DATA FOR THIS EXERCISE:
......
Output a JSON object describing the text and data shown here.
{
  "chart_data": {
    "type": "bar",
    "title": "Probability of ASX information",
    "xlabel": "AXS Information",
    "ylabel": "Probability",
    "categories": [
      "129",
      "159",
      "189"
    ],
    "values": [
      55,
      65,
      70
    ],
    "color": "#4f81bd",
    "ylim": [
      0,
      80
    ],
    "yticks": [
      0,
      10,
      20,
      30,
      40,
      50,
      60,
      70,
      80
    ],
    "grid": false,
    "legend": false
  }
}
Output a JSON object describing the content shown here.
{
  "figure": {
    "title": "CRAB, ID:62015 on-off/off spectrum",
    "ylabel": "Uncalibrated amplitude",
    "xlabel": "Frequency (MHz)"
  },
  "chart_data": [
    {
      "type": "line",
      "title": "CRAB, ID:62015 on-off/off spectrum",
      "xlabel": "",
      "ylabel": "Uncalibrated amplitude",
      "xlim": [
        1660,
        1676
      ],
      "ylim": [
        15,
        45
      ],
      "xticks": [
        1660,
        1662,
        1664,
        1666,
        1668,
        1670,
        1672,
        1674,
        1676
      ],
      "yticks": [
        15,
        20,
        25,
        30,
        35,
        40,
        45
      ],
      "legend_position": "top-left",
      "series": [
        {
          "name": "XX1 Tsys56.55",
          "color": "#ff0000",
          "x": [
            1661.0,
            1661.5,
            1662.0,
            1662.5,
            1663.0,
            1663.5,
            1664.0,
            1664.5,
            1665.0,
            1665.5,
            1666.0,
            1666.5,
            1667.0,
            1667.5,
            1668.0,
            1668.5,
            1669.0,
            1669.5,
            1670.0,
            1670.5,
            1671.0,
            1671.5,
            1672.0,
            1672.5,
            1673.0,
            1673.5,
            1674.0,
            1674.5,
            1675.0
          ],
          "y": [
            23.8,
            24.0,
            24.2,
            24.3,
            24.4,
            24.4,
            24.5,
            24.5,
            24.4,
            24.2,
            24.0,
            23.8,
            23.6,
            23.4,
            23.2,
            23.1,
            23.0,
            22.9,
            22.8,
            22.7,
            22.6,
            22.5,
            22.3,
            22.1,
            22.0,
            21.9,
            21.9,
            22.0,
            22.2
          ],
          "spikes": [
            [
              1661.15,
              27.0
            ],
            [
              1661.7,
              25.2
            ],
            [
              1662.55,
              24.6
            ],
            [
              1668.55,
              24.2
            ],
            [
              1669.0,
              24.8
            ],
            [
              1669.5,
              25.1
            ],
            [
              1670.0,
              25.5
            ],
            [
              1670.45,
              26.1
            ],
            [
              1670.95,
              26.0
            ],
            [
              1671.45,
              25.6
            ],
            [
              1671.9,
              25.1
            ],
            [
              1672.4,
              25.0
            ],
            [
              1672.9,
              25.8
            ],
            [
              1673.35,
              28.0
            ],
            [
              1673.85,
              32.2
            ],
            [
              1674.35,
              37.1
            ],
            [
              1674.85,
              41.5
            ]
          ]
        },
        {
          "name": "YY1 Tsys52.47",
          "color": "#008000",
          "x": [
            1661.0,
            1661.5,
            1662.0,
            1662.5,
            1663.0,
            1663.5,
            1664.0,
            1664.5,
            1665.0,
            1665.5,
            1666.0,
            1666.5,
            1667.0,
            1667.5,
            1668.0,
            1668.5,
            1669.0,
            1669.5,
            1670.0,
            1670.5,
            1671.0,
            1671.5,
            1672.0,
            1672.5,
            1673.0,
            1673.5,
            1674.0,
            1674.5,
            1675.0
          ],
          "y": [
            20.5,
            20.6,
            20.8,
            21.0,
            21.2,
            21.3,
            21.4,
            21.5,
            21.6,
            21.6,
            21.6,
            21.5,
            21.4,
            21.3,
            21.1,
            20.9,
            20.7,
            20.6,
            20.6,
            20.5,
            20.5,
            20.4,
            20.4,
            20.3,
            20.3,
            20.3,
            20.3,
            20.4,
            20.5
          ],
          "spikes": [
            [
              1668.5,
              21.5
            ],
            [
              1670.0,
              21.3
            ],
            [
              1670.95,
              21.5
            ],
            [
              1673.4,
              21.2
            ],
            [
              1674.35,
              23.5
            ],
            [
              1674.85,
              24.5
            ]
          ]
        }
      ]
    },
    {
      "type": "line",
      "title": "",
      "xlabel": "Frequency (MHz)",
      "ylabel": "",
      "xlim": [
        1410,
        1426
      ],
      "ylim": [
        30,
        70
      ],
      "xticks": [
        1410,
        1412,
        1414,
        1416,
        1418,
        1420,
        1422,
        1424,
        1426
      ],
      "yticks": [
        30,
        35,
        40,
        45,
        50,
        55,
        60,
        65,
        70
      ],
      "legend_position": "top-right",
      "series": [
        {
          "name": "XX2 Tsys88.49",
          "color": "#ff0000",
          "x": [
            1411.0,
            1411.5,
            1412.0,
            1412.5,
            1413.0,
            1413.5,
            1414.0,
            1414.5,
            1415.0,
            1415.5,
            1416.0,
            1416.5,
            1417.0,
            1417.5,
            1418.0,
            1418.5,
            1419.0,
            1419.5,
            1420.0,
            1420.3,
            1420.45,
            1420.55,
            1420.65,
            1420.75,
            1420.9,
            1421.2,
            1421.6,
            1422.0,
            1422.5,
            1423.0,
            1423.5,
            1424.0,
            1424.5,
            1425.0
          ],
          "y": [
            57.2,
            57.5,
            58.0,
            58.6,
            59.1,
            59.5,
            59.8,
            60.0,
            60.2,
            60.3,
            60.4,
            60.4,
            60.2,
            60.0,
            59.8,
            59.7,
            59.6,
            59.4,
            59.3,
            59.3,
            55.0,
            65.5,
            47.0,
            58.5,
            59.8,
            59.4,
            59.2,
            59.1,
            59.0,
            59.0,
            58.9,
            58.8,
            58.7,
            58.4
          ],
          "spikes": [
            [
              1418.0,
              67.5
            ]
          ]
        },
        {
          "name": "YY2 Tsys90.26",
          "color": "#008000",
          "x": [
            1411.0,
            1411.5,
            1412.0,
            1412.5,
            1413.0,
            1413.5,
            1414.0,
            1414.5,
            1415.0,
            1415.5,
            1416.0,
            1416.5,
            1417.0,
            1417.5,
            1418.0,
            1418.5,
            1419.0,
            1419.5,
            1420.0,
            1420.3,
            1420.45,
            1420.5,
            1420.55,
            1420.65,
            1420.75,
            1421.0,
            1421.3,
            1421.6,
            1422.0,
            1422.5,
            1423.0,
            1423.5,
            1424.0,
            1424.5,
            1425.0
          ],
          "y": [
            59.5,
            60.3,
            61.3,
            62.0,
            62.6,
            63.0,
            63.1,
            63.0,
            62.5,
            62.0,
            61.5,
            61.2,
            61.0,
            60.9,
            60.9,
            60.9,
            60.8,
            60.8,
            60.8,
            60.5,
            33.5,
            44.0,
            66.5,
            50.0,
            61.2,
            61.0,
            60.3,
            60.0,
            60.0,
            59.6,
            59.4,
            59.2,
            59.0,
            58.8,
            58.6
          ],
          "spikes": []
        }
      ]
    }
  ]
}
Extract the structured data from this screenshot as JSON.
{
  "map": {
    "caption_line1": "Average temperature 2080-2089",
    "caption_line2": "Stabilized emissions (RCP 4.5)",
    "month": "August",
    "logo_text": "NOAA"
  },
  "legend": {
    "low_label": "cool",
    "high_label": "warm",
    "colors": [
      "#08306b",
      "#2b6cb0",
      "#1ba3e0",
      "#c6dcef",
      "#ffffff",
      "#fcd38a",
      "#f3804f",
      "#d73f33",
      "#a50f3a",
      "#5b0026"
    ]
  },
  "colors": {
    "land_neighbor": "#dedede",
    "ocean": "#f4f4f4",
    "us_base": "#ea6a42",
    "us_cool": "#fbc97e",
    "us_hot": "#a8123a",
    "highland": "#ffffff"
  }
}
......
WHAT IS NEEDED:
Transcribe the whole listing exactly.

WORKED ANSWER:
Output a JSON object describing the text and data shown here.
{
  "chart_data": {
    "type": "bar",
    "title": "Probability of ASX information",
    "xlabel": "AXS Information",
    "ylabel": "Probability",
    "categories": [
      "129",
      "159",
      "189"
    ],
    "values": [
      55,
      65,
      70
    ],
    "color": "#4f81bd",
    "ylim": [
      0,
      80
    ],
    "yticks": [
      0,
      10,
      20,
      30,
      40,
      50,
      60,
      70,
      80
    ],
    "grid": false,
    "legend": false
  }
}
Output a JSON object describing the content shown here.
{
  "figure": {
    "title": "CRAB, ID:62015 on-off/off spectrum",
    "ylabel": "Uncalibrated amplitude",
    "xlabel": "Frequency (MHz)"
  },
  "chart_data": [
    {
      "type": "line",
      "title": "CRAB, ID:62015 on-off/off spectrum",
      "xlabel": "",
      "ylabel": "Uncalibrated amplitude",
      "xlim": [
        1660,
        1676
      ],
      "ylim": [
        15,
        45
      ],
      "xticks": [
        1660,
        1662,
        1664,
        1666,
        1668,
        1670,
        1672,
        1674,
        1676
      ],
      "yticks": [
        15,
        20,
        25,
        30,
        35,
        40,
        45
      ],
      "legend_position": "top-left",
      "series": [
        {
          "name": "XX1 Tsys56.55",
          "color": "#ff0000",
          "x": [
            1661.0,
            1661.5,
            1662.0,
            1662.5,
            1663.0,
            1663.5,
            1664.0,
            1664.5,
            1665.0,
            1665.5,
            1666.0,
            1666.5,
            1667.0,
            1667.5,
            1668.0,
            1668.5,
            1669.0,
            1669.5,
            1670.0,
            1670.5,
            1671.0,
            1671.5,
            1672.0,
            1672.5,
            1673.0,
            1673.5,
            1674.0,
            1674.5,
            1675.0
          ],
          "y": [
            23.8,
            24.0,
            24.2,
            24.3,
            24.4,
            24.4,
            24.5,
            24.5,
            24.4,
            24.2,
            24.0,
            23.8,
            23.6,
            23.4,
            23.2,
            23.1,
            23.0,
            22.9,
            22.8,
            22.7,
            22.6,
            22.5,
            22.3,
            22.1,
            22.0,
            21.9,
            21.9,
            22.0,
            22.2
          ],
          "spikes": [
            [
              1661.15,
              27.0
            ],
            [
              1661.7,
              25.2
            ],
            [
              1662.55,
              24.6
            ],
            [
              1668.55,
              24.2
            ],
            [
              1669.0,
              24.8
            ],
            [
              1669.5,
              25.1
            ],
            [
              1670.0,
              25.5
            ],
            [
              1670.45,
              26.1
            ],
            [
              1670.95,
              26.0
            ],
            [
              1671.45,
              25.6
            ],
            [
              1671.9,
              25.1
            ],
            [
              1672.4,
              25.0
            ],
            [
              1672.9,
              25.8
            ],
            [
              1673.35,
              28.0
            ],
            [
              1673.85,
              32.2
            ],
            [
              1674.35,
              37.1
            ],
            [
              1674.85,
              41.5
            ]
          ]
        },
        {
          "name": "YY1 Tsys52.47",
          "color": "#008000",
          "x": [
            1661.0,
            1661.5,
            1662.0,
            1662.5,
            1663.0,
            1663.5,
            1664.0,
            1664.5,
            1665.0,
            1665.5,
            1666.0,
            1666.5,
            1667.0,
            1667.5,
            1668.0,
            1668.5,
            1669.0,
            1669.5,
            1670.0,
            1670.5,
            1671.0,
            1671.5,
            1672.0,
            1672.5,
            1673.0,
            1673.5,
            1674.0,
            1674.5,
            1675.0
          ],
          "y": [
            20.5,
            20.6,
            20.8,
            21.0,
            21.2,
            21.3,
            21.4,
            21.5,
            21.6,
            21.6,
            21.6,
            21.5,
            21.4,
            21.3,
            21.1,
            20.9,
            20.7,
            20.6,
            20.6,
            20.5,
            20.5,
            20.4,
            20.4,
            20.3,
            20.3,
            20.3,
            20.3,
            20.4,
            20.5
          ],
          "spikes": [
            [
              1668.5,
              21.5
            ],
            [
              1670.0,
              21.3
            ],
            [
              1670.95,
              21.5
            ],
            [
              1673.4,
              21.2
            ],
            [
              1674.35,
              23.5
            ],
            [
              1674.85,
              24.5
            ]
          ]
        }
      ]
    },
    {
      "type": "line",
      "title": "",
      "xlabel": "Frequency (MHz)",
      "ylabel": "",
      "xlim": [
        1410,
        1426
      ],
      "ylim": [
        30,
        70
      ],
      "xticks": [
        1410,
        1412,
        1414,
        1416,
        1418,
        1420,
        1422,
        1424,
        1426
      ],
      "yticks": [
        30,
        35,
        40,
        45,
        50,
        55,
        60,
        65,
        70
      ],
      "legend_position": "top-right",
      "series": [
        {
          "name": "XX2 Tsys88.49",
          "color": "#ff0000",
          "x": [
            1411.0,
            1411.5,
            1412.0,
            1412.5,
            1413.0,
            1413.5,
            1414.0,
            1414.5,
            1415.0,
            1415.5,
            1416.0,
            1416.5,
            1417.0,
            1417.5,
            1418.0,
            1418.5,
            1419.0,
            1419.5,
            1420.0,
            1420.3,
            1420.45,
            1420.55,
            1420.65,
            1420.75,
            1420.9,
            1421.2,
            1421.6,
            1422.0,
            1422.5,
            1423.0,
            1423.5,
            1424.0,
            1424.5,
            1425.0
          ],
          "y": [
            57.2,
            57.5,
            58.0,
            58.6,
            59.1,
            59.5,
            59.8,
            60.0,
            60.2,
            60.3,
            60.4,
            60.4,
            60.2,
            60.0,
            59.8,
            59.7,
            59.6,
            59.4,
            59.3,
            59.3,
            55.0,
            65.5,
            47.0,
            58.5,
            59.8,
            59.4,
            59.2,
            59.1,
            59.0,
            59.0,
            58.9,
            58.8,
            58.7,
            58.4
          ],
          "spikes": [
            [
              1418.0,
              67.5
            ]
          ]
        },
        {
          "name": "YY2 Tsys90.26",
          "color": "#008000",
          "x": [
            1411.0,
            1411.5,
            1412.0,
            1412.5,
            1413.0,
            1413.5,
            1414.0,
            1414.5,
            1415.0,
            1415.5,
            1416.0,
            1416.5,
            1417.0,
            1417.5,
            1418.0,
            1418.5,
            1419.0,
            1419.5,
            1420.0,
            1420.3,
            1420.45,
            1420.5,
            1420.55,
            1420.65,
            1420.75,
            1421.0,
            1421.3,
            1421.6,
            1422.0,
            1422.5,
            1423.0,
            1423.5,
            1424.0,
            1424.5,
            1425.0
          ],
          "y": [
            59.5,
            60.3,
            61.3,
            62.0,
            62.6,
            63.0,
            63.1,
            63.0,
            62.5,
            62.0,
            61.5,
            61.2,
            61.0,
            60.9,
            60.9,
            60.9,
            60.8,
            60.8,
            60.8,
            60.5,
            33.5,
            44.0,
            66.5,
            50.0,
            61.2,
            61.0,
            60.3,
            60.0,
            60.0,
            59.6,
            59.4,
            59.2,
            59.0,
            58.8,
            58.6
          ],
          "spikes": []
        }
      ]
    }
  ]
}
Extract the structured data from this screenshot as JSON.
{
  "map": {
    "caption_line1": "Average temperature 2080-2089",
    "caption_line2": "Stabilized emissions (RCP 4.5)",
    "month": "August",
    "logo_text": "NOAA"
  },
  "legend": {
    "low_label": "cool",
    "high_label": "warm",
    "colors": [
      "#08306b",
      "#2b6cb0",
      "#1ba3e0",
      "#c6dcef",
      "#ffffff",
      "#fcd38a",
      "#f3804f",
      "#d73f33",
      "#a50f3a",
      "#5b0026"
    ]
  },
  "colors": {
    "land_neighbor": "#dedede",
    "ocean": "#f4f4f4",
    "us_base": "#ea6a42",
    "us_cool": "#fbc97e",
    "us_hot": "#a8123a",
    "highland": "#ffffff"
  }
}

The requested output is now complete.